Stored items:
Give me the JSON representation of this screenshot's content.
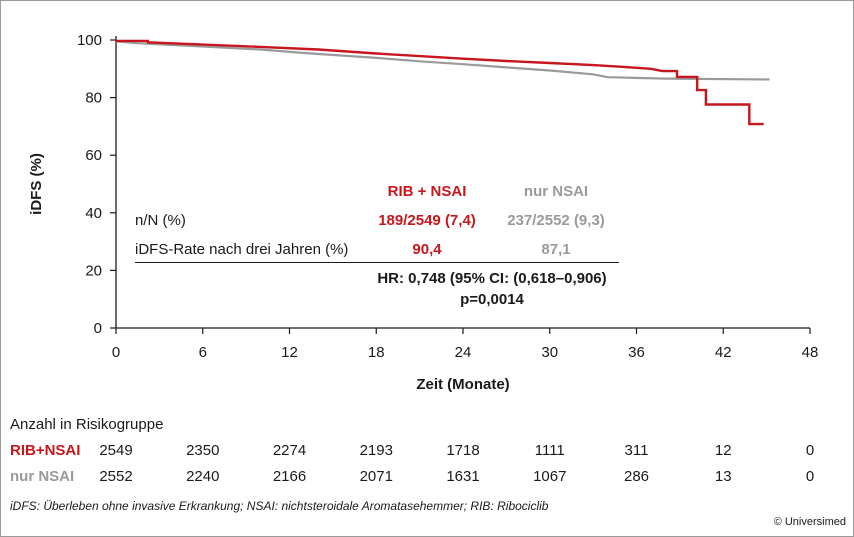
{
  "chart_data": {
    "type": "line",
    "step": true,
    "xlabel": "Zeit (Monate)",
    "ylabel": "iDFS (%)",
    "xlim": [
      0,
      48
    ],
    "ylim": [
      0,
      100
    ],
    "xticks": [
      0,
      6,
      12,
      18,
      24,
      30,
      36,
      42,
      48
    ],
    "yticks": [
      0,
      20,
      40,
      60,
      80,
      100
    ],
    "series": [
      {
        "name": "RIB + NSAI",
        "color": "#c8161d",
        "x": [
          0,
          2.2,
          2.2,
          6,
          10,
          14,
          16,
          18,
          21,
          24,
          27,
          30,
          33,
          35,
          37,
          37.8,
          38.8,
          38.8,
          40.2,
          40.2,
          40.8,
          40.8,
          43.8,
          43.8,
          44.8
        ],
        "y": [
          99.7,
          99.7,
          99.2,
          98.4,
          97.6,
          96.7,
          96.0,
          95.3,
          94.4,
          93.5,
          92.7,
          92.0,
          91.3,
          90.7,
          90.0,
          89.2,
          89.2,
          87.2,
          87.2,
          82.6,
          82.6,
          77.6,
          77.6,
          70.8,
          70.8
        ]
      },
      {
        "name": "nur NSAI",
        "color": "#9a9a9a",
        "x": [
          0,
          1.5,
          5,
          10,
          13,
          18,
          21,
          24,
          27,
          30,
          33,
          34,
          38,
          45.2
        ],
        "y": [
          99.5,
          98.9,
          98.0,
          96.7,
          95.5,
          93.8,
          92.6,
          91.6,
          90.5,
          89.4,
          88.1,
          87.1,
          86.6,
          86.3
        ]
      }
    ]
  },
  "summary": {
    "head_rib": "RIB + NSAI",
    "head_nsai": "nur NSAI",
    "row1_label": "n/N (%)",
    "row1_rib": "189/2549 (7,4)",
    "row1_nsai": "237/2552 (9,3)",
    "row2_label": "iDFS-Rate nach drei Jahren (%)",
    "row2_rib": "90,4",
    "row2_nsai": "87,1",
    "hr": "HR: 0,748 (95% CI: (0,618–0,906)",
    "p": "p=0,0014"
  },
  "risk": {
    "title": "Anzahl in Risikogruppe",
    "rib_label": "RIB+NSAI",
    "nsai_label": "nur NSAI",
    "rib": [
      "2549",
      "2350",
      "2274",
      "2193",
      "1718",
      "1111",
      "311",
      "12",
      "0"
    ],
    "nsai": [
      "2552",
      "2240",
      "2166",
      "2071",
      "1631",
      "1067",
      "286",
      "13",
      "0"
    ]
  },
  "footnote": "iDFS: Überleben ohne invasive Erkrankung; NSAI: nichtsteroidale Aromatasehemmer; RIB: Ribociclib",
  "copyright": "© Universimed"
}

TASK TO COMPLETE
Scan the listing above and copy all lines containing the word "iDFS".

ANSWER TO THIS EXERCISE
    "ylabel": "iDFS (%)",
    "row2_label": "iDFS-Rate nach drei Jahren (%)",
  "footnote": "iDFS: Überleben ohne invasive Erkrankung; NSAI: nichtsteroidale Aromatasehemmer; RIB: Ribociclib",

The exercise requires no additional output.